**WHAT IS EXPECTED**
Take the lines from the one with "Parse this screenshot: output" through the end of the material below and repeat them exactly, dropping every picture.

**** RECORDS FOR THE TASK

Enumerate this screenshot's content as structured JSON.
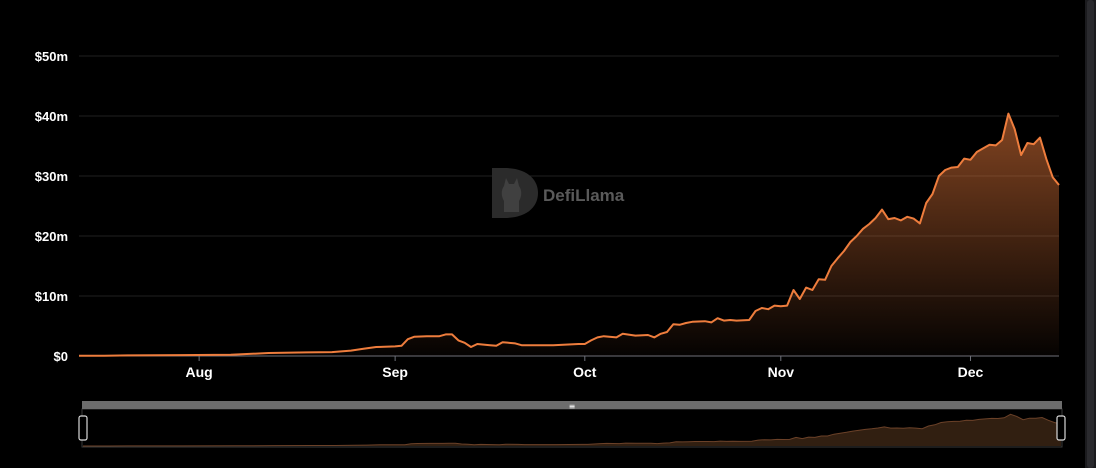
{
  "chart_data": {
    "type": "area",
    "title": "",
    "xlabel": "",
    "ylabel": "",
    "watermark": "DefiLlama",
    "y_ticks": [
      "$0",
      "$10m",
      "$20m",
      "$30m",
      "$40m",
      "$50m"
    ],
    "y_tick_values": [
      0,
      10,
      20,
      30,
      40,
      50
    ],
    "x_ticks": [
      "Aug",
      "Sep",
      "Oct",
      "Nov",
      "Dec"
    ],
    "x_tick_days": [
      19,
      50,
      80,
      111,
      141
    ],
    "x_range_days": [
      0,
      155
    ],
    "ylim": [
      0,
      50
    ],
    "y_unit": "USD millions",
    "grid": true,
    "line_color": "#ee7d3d",
    "series": [
      {
        "values": [
          [
            0,
            0.05
          ],
          [
            4,
            0.05
          ],
          [
            8,
            0.1
          ],
          [
            16,
            0.15
          ],
          [
            24,
            0.2
          ],
          [
            30,
            0.5
          ],
          [
            36,
            0.6
          ],
          [
            40,
            0.65
          ],
          [
            43,
            0.9
          ],
          [
            45,
            1.2
          ],
          [
            47,
            1.5
          ],
          [
            50,
            1.6
          ],
          [
            51,
            1.7
          ],
          [
            52,
            2.8
          ],
          [
            53,
            3.2
          ],
          [
            55,
            3.3
          ],
          [
            57,
            3.3
          ],
          [
            58,
            3.6
          ],
          [
            59,
            3.6
          ],
          [
            60,
            2.6
          ],
          [
            61,
            2.2
          ],
          [
            62,
            1.5
          ],
          [
            63,
            2.0
          ],
          [
            65,
            1.8
          ],
          [
            66,
            1.7
          ],
          [
            67,
            2.3
          ],
          [
            69,
            2.1
          ],
          [
            70,
            1.8
          ],
          [
            75,
            1.8
          ],
          [
            79,
            2.0
          ],
          [
            80,
            2.0
          ],
          [
            81,
            2.6
          ],
          [
            82,
            3.1
          ],
          [
            83,
            3.3
          ],
          [
            85,
            3.1
          ],
          [
            86,
            3.7
          ],
          [
            88,
            3.4
          ],
          [
            90,
            3.5
          ],
          [
            91,
            3.1
          ],
          [
            92,
            3.7
          ],
          [
            93,
            4.0
          ],
          [
            94,
            5.3
          ],
          [
            95,
            5.2
          ],
          [
            96,
            5.5
          ],
          [
            97,
            5.7
          ],
          [
            99,
            5.8
          ],
          [
            100,
            5.6
          ],
          [
            101,
            6.3
          ],
          [
            102,
            5.9
          ],
          [
            103,
            6.0
          ],
          [
            104,
            5.9
          ],
          [
            106,
            6.0
          ],
          [
            107,
            7.5
          ],
          [
            108,
            8.0
          ],
          [
            109,
            7.8
          ],
          [
            110,
            8.4
          ],
          [
            111,
            8.3
          ],
          [
            112,
            8.4
          ],
          [
            113,
            11.0
          ],
          [
            114,
            9.5
          ],
          [
            115,
            11.4
          ],
          [
            116,
            11.0
          ],
          [
            117,
            12.8
          ],
          [
            118,
            12.7
          ],
          [
            119,
            15.0
          ],
          [
            120,
            16.3
          ],
          [
            121,
            17.5
          ],
          [
            122,
            19.0
          ],
          [
            123,
            20.0
          ],
          [
            124,
            21.2
          ],
          [
            125,
            22.0
          ],
          [
            126,
            23.0
          ],
          [
            127,
            24.4
          ],
          [
            128,
            22.8
          ],
          [
            129,
            23.0
          ],
          [
            130,
            22.6
          ],
          [
            131,
            23.2
          ],
          [
            132,
            22.9
          ],
          [
            133,
            22.1
          ],
          [
            134,
            25.5
          ],
          [
            135,
            27.0
          ],
          [
            136,
            30.0
          ],
          [
            137,
            31.0
          ],
          [
            138,
            31.4
          ],
          [
            139,
            31.5
          ],
          [
            140,
            32.9
          ],
          [
            141,
            32.7
          ],
          [
            142,
            34.0
          ],
          [
            143,
            34.6
          ],
          [
            144,
            35.2
          ],
          [
            145,
            35.1
          ],
          [
            146,
            36.0
          ],
          [
            147,
            40.4
          ],
          [
            148,
            37.8
          ],
          [
            149,
            33.5
          ],
          [
            150,
            35.5
          ],
          [
            151,
            35.3
          ],
          [
            152,
            36.4
          ],
          [
            153,
            32.8
          ],
          [
            154,
            29.8
          ],
          [
            155,
            28.5
          ]
        ]
      }
    ]
  },
  "range_slider": {
    "handle_grip": "≡"
  }
}
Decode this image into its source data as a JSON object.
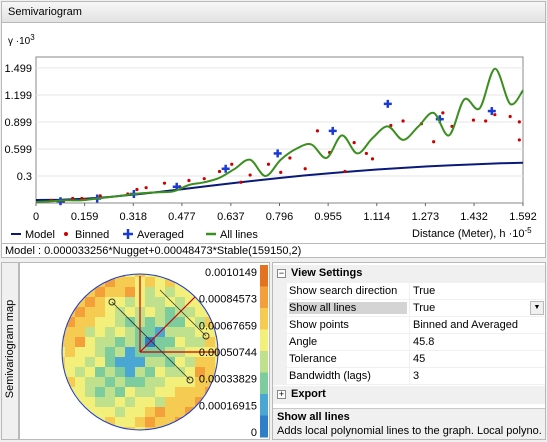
{
  "panel_title": "Semivariogram",
  "model_text": "Model : 0.000033256*Nugget+0.00048473*Stable(159150,2)",
  "map_side_label": "Semivariogram map",
  "colors": {
    "model": "#0a1a7a",
    "binned": "#cc0000",
    "averaged": "#1a3ad6",
    "all_lines": "#3a8f1e"
  },
  "chart_data": {
    "type": "line",
    "ylabel": "γ ·10",
    "ylabel_exp": "3",
    "xlabel": "Distance (Meter), h ·10",
    "xlabel_exp": "-5",
    "x_ticks": [
      "0",
      "0.159",
      "0.318",
      "0.477",
      "0.637",
      "0.796",
      "0.955",
      "1.114",
      "1.273",
      "1.432",
      "1.592"
    ],
    "y_ticks": [
      "0.3",
      "0.599",
      "0.899",
      "1.199",
      "1.499"
    ],
    "xlim": [
      0,
      1.592
    ],
    "ylim": [
      0,
      1.62
    ],
    "series": [
      {
        "name": "Model",
        "type": "line",
        "x": [
          0,
          0.08,
          0.16,
          0.24,
          0.32,
          0.4,
          0.48,
          0.56,
          0.64,
          0.72,
          0.8,
          0.88,
          0.96,
          1.04,
          1.12,
          1.2,
          1.28,
          1.36,
          1.44,
          1.52,
          1.592
        ],
        "y": [
          0.033,
          0.037,
          0.048,
          0.067,
          0.093,
          0.122,
          0.154,
          0.187,
          0.219,
          0.25,
          0.279,
          0.306,
          0.331,
          0.353,
          0.373,
          0.39,
          0.406,
          0.419,
          0.43,
          0.44,
          0.447
        ]
      },
      {
        "name": "Binned",
        "type": "scatter",
        "x": [
          0.05,
          0.09,
          0.12,
          0.15,
          0.16,
          0.21,
          0.3,
          0.33,
          0.36,
          0.42,
          0.47,
          0.5,
          0.55,
          0.6,
          0.64,
          0.67,
          0.7,
          0.76,
          0.8,
          0.83,
          0.88,
          0.92,
          0.96,
          1.01,
          1.04,
          1.08,
          1.1,
          1.16,
          1.2,
          1.26,
          1.3,
          1.33,
          1.36,
          1.43,
          1.47,
          1.5,
          1.55,
          1.58,
          1.58
        ],
        "y": [
          0.03,
          0.02,
          0.05,
          0.05,
          0.04,
          0.08,
          0.1,
          0.15,
          0.17,
          0.22,
          0.18,
          0.25,
          0.27,
          0.35,
          0.43,
          0.23,
          0.31,
          0.43,
          0.34,
          0.5,
          0.38,
          0.8,
          0.56,
          0.35,
          0.67,
          0.55,
          0.49,
          0.86,
          0.91,
          0.88,
          0.68,
          1.0,
          0.85,
          0.92,
          0.91,
          0.98,
          0.96,
          0.9,
          0.7
        ]
      },
      {
        "name": "Averaged",
        "type": "scatter",
        "x": [
          0.08,
          0.2,
          0.32,
          0.46,
          0.62,
          0.79,
          0.97,
          1.15,
          1.32,
          1.49
        ],
        "y": [
          0.02,
          0.05,
          0.1,
          0.18,
          0.38,
          0.55,
          0.8,
          1.1,
          0.93,
          1.02
        ]
      },
      {
        "name": "All lines",
        "type": "line",
        "x": [
          0,
          0.05,
          0.1,
          0.15,
          0.2,
          0.25,
          0.3,
          0.35,
          0.4,
          0.45,
          0.5,
          0.55,
          0.6,
          0.65,
          0.7,
          0.75,
          0.8,
          0.85,
          0.9,
          0.95,
          1.0,
          1.05,
          1.1,
          1.15,
          1.2,
          1.25,
          1.3,
          1.35,
          1.4,
          1.45,
          1.5,
          1.55,
          1.592
        ],
        "y": [
          0.01,
          0.02,
          0.03,
          0.03,
          0.05,
          0.07,
          0.09,
          0.11,
          0.12,
          0.13,
          0.2,
          0.23,
          0.28,
          0.38,
          0.48,
          0.3,
          0.48,
          0.6,
          0.65,
          0.5,
          0.75,
          0.55,
          0.72,
          0.85,
          0.7,
          0.85,
          1.0,
          0.75,
          1.15,
          1.05,
          1.49,
          1.1,
          1.25
        ]
      }
    ],
    "legend": [
      "Model",
      "Binned",
      "Averaged",
      "All lines"
    ]
  },
  "map": {
    "scale_labels": [
      "0.0010149",
      "0.00084573",
      "0.00067659",
      "0.00050744",
      "0.00033829",
      "0.00016915",
      "0"
    ],
    "scale_colors": [
      "#e5721f",
      "#f3a03b",
      "#f6cb52",
      "#f2f07a",
      "#bfe08c",
      "#7ccc9e",
      "#4aa7d4",
      "#2f7fc8"
    ]
  },
  "props": {
    "view_settings": "View Settings",
    "export": "Export",
    "rows": [
      {
        "name": "Show search direction",
        "value": "True"
      },
      {
        "name": "Show all lines",
        "value": "True"
      },
      {
        "name": "Show points",
        "value": "Binned and Averaged"
      },
      {
        "name": "Angle",
        "value": "45.8"
      },
      {
        "name": "Tolerance",
        "value": "45"
      },
      {
        "name": "Bandwidth (lags)",
        "value": "3"
      }
    ],
    "desc_title": "Show all lines",
    "desc_text": "Adds local polynomial lines to the graph. Local polyno..."
  }
}
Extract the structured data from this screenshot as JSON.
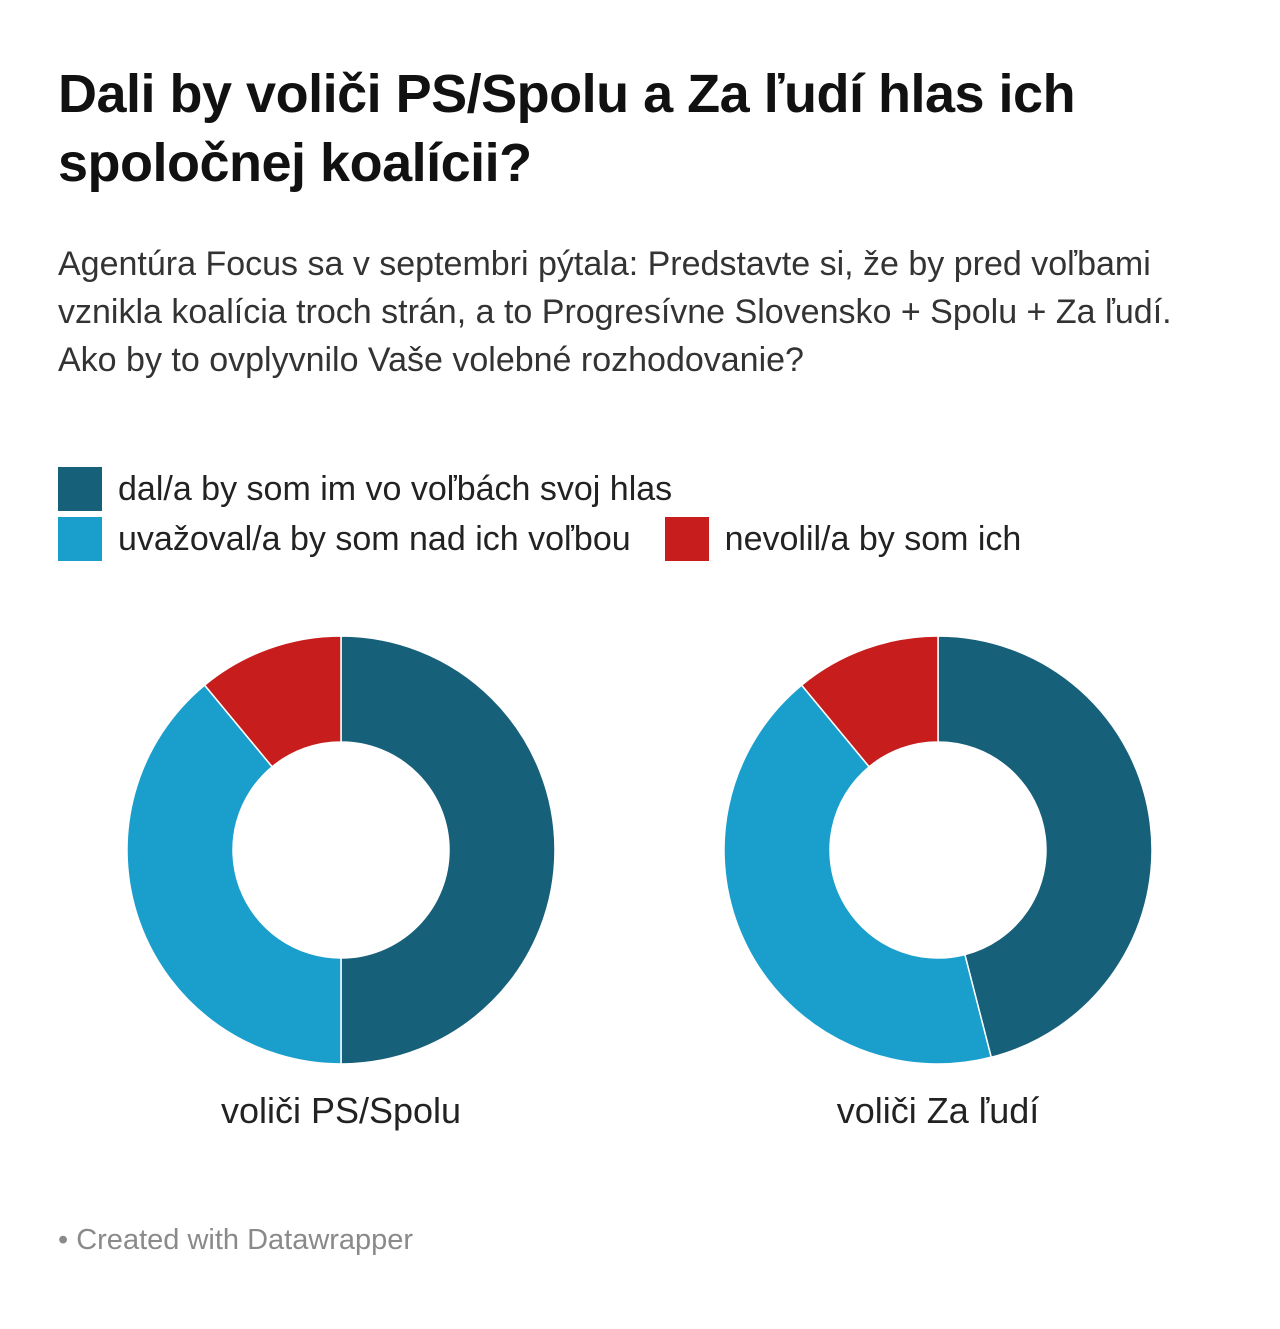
{
  "title": "Dali by voliči PS/Spolu a Za ľudí hlas ich spoločnej koalícii?",
  "subtitle": "Agentúra Focus sa v septembri pýtala: Predstavte si, že by pred voľbami vznikla koalícia troch strán, a to Progresívne Slovensko + Spolu + Za ľudí. Ako by to ovplyvnilo Vaše volebné rozhodovanie?",
  "legend": [
    {
      "label": "dal/a by som im vo voľbách svoj hlas",
      "color": "#176079"
    },
    {
      "label": "uvažoval/a by som nad ich voľbou",
      "color": "#1a9fcd"
    },
    {
      "label": "nevolil/a by som ich",
      "color": "#c71e1d"
    }
  ],
  "chart_data": [
    {
      "type": "pie",
      "donut": true,
      "title": "voliči PS/Spolu",
      "categories": [
        "dal/a by som im vo voľbách svoj hlas",
        "uvažoval/a by som nad ich voľbou",
        "nevolil/a by som ich"
      ],
      "values": [
        50,
        39,
        11
      ],
      "colors": [
        "#176079",
        "#1a9fcd",
        "#c71e1d"
      ]
    },
    {
      "type": "pie",
      "donut": true,
      "title": "voliči Za ľudí",
      "categories": [
        "dal/a by som im vo voľbách svoj hlas",
        "uvažoval/a by som nad ich voľbou",
        "nevolil/a by som ich"
      ],
      "values": [
        46,
        43,
        11
      ],
      "colors": [
        "#176079",
        "#1a9fcd",
        "#c71e1d"
      ]
    }
  ],
  "footer": "• Created with Datawrapper"
}
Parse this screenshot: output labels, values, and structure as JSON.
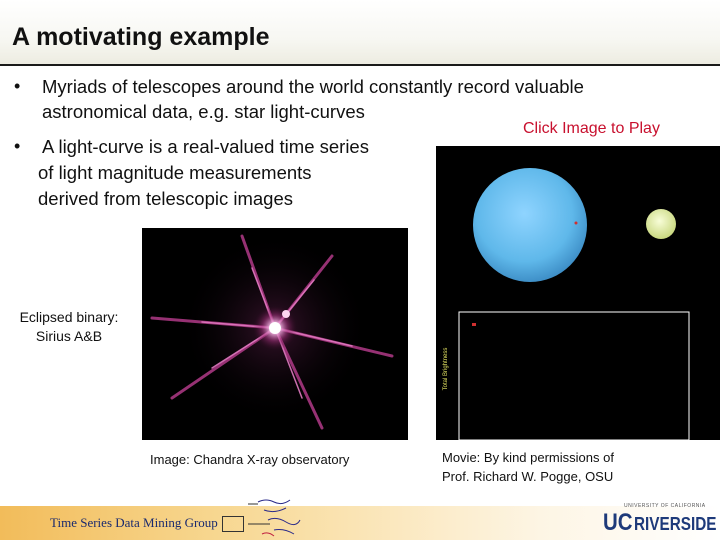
{
  "slide": {
    "title": "A motivating example",
    "bullets": [
      {
        "line1": "Myriads of telescopes around the world constantly record valuable",
        "line2": "astronomical data, e.g. star light-curves"
      },
      {
        "line1": "A light-curve is a real-valued time series",
        "line2": "of light magnitude measurements",
        "line3": "derived from telescopic images"
      }
    ],
    "bullet_glyph": "•",
    "click_label": "Click Image to Play",
    "left_image": {
      "label_line1": "Eclipsed binary:",
      "label_line2": "Sirius A&B",
      "caption": "Image: Chandra X-ray observatory"
    },
    "movie": {
      "axis_label": "Total Brightness",
      "caption_line1": "Movie: By kind permissions of",
      "caption_line2": "Prof. Richard W. Pogge, OSU"
    },
    "footer": {
      "group_name": "Time Series Data Mining Group",
      "ucr_small": "UNIVERSITY OF CALIFORNIA",
      "ucr_uc": "UC",
      "ucr_riverside": "RIVERSIDE"
    }
  },
  "colors": {
    "click_label": "#c8102e",
    "movie_large_star": "#5fb8ea",
    "movie_small_star": "#e6f0a0",
    "footer_text": "#1a2a6e",
    "ucr_blue": "#1e3a7a",
    "chandra_glow": "#c2408a"
  }
}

********

**WRITTEN ANSWER**
Parse this screenshot: output labels, values, and structure as JSON.
{
  "slide": {
    "title": "A motivating example",
    "bullets": [
      {
        "line1": "Myriads of telescopes around the world constantly record valuable",
        "line2": "astronomical data, e.g. star light-curves"
      },
      {
        "line1": "A light-curve is a real-valued time series",
        "line2": "of light magnitude measurements",
        "line3": "derived from telescopic images"
      }
    ],
    "bullet_glyph": "•",
    "click_label": "Click Image to Play",
    "left_image": {
      "label_line1": "Eclipsed binary:",
      "label_line2": "Sirius A&B",
      "caption": "Image: Chandra X-ray observatory"
    },
    "movie": {
      "axis_label": "Total Brightness",
      "caption_line1": "Movie: By kind permissions of",
      "caption_line2": "Prof. Richard W. Pogge, OSU"
    },
    "footer": {
      "group_name": "Time Series Data Mining Group",
      "ucr_small": "UNIVERSITY OF CALIFORNIA",
      "ucr_uc": "UC",
      "ucr_riverside": "RIVERSIDE"
    }
  },
  "colors": {
    "click_label": "#c8102e",
    "movie_large_star": "#5fb8ea",
    "movie_small_star": "#e6f0a0",
    "footer_text": "#1a2a6e",
    "ucr_blue": "#1e3a7a",
    "chandra_glow": "#c2408a"
  }
}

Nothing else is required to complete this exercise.